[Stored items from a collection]

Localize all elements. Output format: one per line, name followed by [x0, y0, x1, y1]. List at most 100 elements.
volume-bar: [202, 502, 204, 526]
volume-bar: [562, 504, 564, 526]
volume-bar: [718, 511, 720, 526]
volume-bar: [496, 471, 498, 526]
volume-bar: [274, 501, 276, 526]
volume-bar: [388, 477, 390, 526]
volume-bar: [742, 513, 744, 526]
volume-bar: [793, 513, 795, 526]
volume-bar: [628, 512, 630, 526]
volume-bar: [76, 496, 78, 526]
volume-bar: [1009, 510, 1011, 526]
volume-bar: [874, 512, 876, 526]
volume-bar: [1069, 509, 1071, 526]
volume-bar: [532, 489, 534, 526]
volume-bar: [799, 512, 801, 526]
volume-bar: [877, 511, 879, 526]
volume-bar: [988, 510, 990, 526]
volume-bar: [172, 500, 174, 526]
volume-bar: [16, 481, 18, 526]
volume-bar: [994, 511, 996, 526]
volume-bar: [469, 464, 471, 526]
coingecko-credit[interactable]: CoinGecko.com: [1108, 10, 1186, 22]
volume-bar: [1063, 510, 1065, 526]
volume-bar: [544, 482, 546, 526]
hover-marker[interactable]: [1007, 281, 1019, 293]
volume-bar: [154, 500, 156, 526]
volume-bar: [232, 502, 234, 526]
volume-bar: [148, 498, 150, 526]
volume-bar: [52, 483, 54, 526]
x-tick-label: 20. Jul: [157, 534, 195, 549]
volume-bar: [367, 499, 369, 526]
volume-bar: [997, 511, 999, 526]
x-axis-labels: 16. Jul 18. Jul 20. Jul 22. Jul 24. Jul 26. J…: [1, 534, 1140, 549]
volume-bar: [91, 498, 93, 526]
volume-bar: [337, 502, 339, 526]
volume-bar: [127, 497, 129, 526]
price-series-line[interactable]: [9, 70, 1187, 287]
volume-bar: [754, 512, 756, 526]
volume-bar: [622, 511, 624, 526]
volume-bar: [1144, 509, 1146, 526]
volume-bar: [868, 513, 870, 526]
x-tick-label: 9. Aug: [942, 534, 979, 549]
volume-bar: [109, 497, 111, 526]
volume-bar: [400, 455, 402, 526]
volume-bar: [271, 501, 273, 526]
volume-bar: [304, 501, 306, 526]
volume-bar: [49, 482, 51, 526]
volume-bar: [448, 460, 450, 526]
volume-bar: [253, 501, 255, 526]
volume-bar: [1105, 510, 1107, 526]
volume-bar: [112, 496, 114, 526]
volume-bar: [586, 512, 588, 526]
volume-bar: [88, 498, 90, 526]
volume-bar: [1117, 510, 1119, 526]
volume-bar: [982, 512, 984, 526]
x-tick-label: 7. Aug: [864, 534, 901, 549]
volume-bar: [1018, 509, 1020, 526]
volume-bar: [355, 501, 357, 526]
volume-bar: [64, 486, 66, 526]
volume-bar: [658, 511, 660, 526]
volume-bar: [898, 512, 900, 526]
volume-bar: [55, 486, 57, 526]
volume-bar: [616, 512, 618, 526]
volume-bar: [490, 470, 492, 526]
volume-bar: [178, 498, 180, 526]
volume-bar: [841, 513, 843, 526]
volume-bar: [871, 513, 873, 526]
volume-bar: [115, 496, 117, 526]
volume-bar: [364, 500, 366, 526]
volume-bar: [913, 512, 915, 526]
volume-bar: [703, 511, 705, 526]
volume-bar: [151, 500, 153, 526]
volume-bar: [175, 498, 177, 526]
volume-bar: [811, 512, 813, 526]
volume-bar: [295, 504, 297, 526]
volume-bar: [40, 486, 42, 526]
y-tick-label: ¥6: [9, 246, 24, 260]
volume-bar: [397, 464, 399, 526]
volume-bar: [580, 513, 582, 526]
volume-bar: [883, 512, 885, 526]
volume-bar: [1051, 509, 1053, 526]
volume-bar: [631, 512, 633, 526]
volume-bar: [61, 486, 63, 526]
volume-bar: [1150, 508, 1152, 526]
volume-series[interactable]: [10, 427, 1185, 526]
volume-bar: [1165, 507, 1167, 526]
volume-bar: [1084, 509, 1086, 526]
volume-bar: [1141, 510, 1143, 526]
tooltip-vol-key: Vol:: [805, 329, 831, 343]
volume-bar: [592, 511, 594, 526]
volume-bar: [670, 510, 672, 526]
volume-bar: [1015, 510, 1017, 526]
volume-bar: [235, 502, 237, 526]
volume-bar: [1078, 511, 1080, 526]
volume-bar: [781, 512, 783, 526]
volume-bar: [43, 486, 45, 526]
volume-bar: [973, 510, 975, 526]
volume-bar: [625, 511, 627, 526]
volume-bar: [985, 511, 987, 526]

(TO BE DONE): Rewrite all of the data above, replacing each "x-tick-label" with "date-label" and leaving everything else unchanged.

(FINAL RESULT):
Localize all elements. Output format: one per line, name followed by [x0, y0, x1, y1]. List at most 100 elements.
volume-bar: [202, 502, 204, 526]
volume-bar: [562, 504, 564, 526]
volume-bar: [718, 511, 720, 526]
volume-bar: [496, 471, 498, 526]
volume-bar: [274, 501, 276, 526]
volume-bar: [388, 477, 390, 526]
volume-bar: [742, 513, 744, 526]
volume-bar: [793, 513, 795, 526]
volume-bar: [628, 512, 630, 526]
volume-bar: [76, 496, 78, 526]
volume-bar: [1009, 510, 1011, 526]
volume-bar: [874, 512, 876, 526]
volume-bar: [1069, 509, 1071, 526]
volume-bar: [532, 489, 534, 526]
volume-bar: [799, 512, 801, 526]
volume-bar: [877, 511, 879, 526]
volume-bar: [988, 510, 990, 526]
volume-bar: [172, 500, 174, 526]
volume-bar: [16, 481, 18, 526]
volume-bar: [994, 511, 996, 526]
volume-bar: [469, 464, 471, 526]
coingecko-credit[interactable]: CoinGecko.com: [1108, 10, 1186, 22]
volume-bar: [1063, 510, 1065, 526]
volume-bar: [544, 482, 546, 526]
hover-marker[interactable]: [1007, 281, 1019, 293]
volume-bar: [154, 500, 156, 526]
volume-bar: [232, 502, 234, 526]
volume-bar: [148, 498, 150, 526]
volume-bar: [52, 483, 54, 526]
date-label: 20. Jul: [157, 534, 195, 549]
volume-bar: [367, 499, 369, 526]
volume-bar: [997, 511, 999, 526]
x-axis-labels: 16. Jul 18. Jul 20. Jul 22. Jul 24. Jul 26. J…: [1, 534, 1140, 549]
volume-bar: [91, 498, 93, 526]
volume-bar: [337, 502, 339, 526]
volume-bar: [127, 497, 129, 526]
price-series-line[interactable]: [9, 70, 1187, 287]
volume-bar: [754, 512, 756, 526]
volume-bar: [622, 511, 624, 526]
volume-bar: [1144, 509, 1146, 526]
volume-bar: [868, 513, 870, 526]
date-label: 9. Aug: [942, 534, 979, 549]
volume-bar: [109, 497, 111, 526]
volume-bar: [400, 455, 402, 526]
volume-bar: [271, 501, 273, 526]
volume-bar: [304, 501, 306, 526]
volume-bar: [49, 482, 51, 526]
volume-bar: [448, 460, 450, 526]
volume-bar: [253, 501, 255, 526]
volume-bar: [1105, 510, 1107, 526]
volume-bar: [112, 496, 114, 526]
volume-bar: [586, 512, 588, 526]
volume-bar: [88, 498, 90, 526]
volume-bar: [1117, 510, 1119, 526]
volume-bar: [982, 512, 984, 526]
date-label: 7. Aug: [864, 534, 901, 549]
volume-bar: [1018, 509, 1020, 526]
volume-bar: [355, 501, 357, 526]
volume-bar: [64, 486, 66, 526]
volume-bar: [658, 511, 660, 526]
volume-bar: [898, 512, 900, 526]
volume-bar: [55, 486, 57, 526]
volume-bar: [616, 512, 618, 526]
volume-bar: [490, 470, 492, 526]
volume-bar: [178, 498, 180, 526]
volume-bar: [841, 513, 843, 526]
volume-bar: [871, 513, 873, 526]
volume-bar: [115, 496, 117, 526]
volume-bar: [364, 500, 366, 526]
volume-bar: [913, 512, 915, 526]
volume-bar: [703, 511, 705, 526]
volume-bar: [151, 500, 153, 526]
volume-bar: [175, 498, 177, 526]
volume-bar: [811, 512, 813, 526]
volume-bar: [295, 504, 297, 526]
volume-bar: [40, 486, 42, 526]
y-tick-label: ¥6: [9, 246, 24, 260]
volume-bar: [397, 464, 399, 526]
volume-bar: [580, 513, 582, 526]
volume-bar: [883, 512, 885, 526]
volume-bar: [1051, 509, 1053, 526]
volume-bar: [631, 512, 633, 526]
volume-bar: [61, 486, 63, 526]
volume-bar: [1150, 508, 1152, 526]
volume-series[interactable]: [10, 427, 1185, 526]
volume-bar: [1165, 507, 1167, 526]
volume-bar: [1084, 509, 1086, 526]
volume-bar: [1141, 510, 1143, 526]
tooltip-vol-key: Vol:: [805, 329, 831, 343]
volume-bar: [592, 511, 594, 526]
volume-bar: [670, 510, 672, 526]
volume-bar: [1015, 510, 1017, 526]
volume-bar: [235, 502, 237, 526]
volume-bar: [1078, 511, 1080, 526]
volume-bar: [781, 512, 783, 526]
volume-bar: [43, 486, 45, 526]
volume-bar: [973, 510, 975, 526]
volume-bar: [625, 511, 627, 526]
volume-bar: [985, 511, 987, 526]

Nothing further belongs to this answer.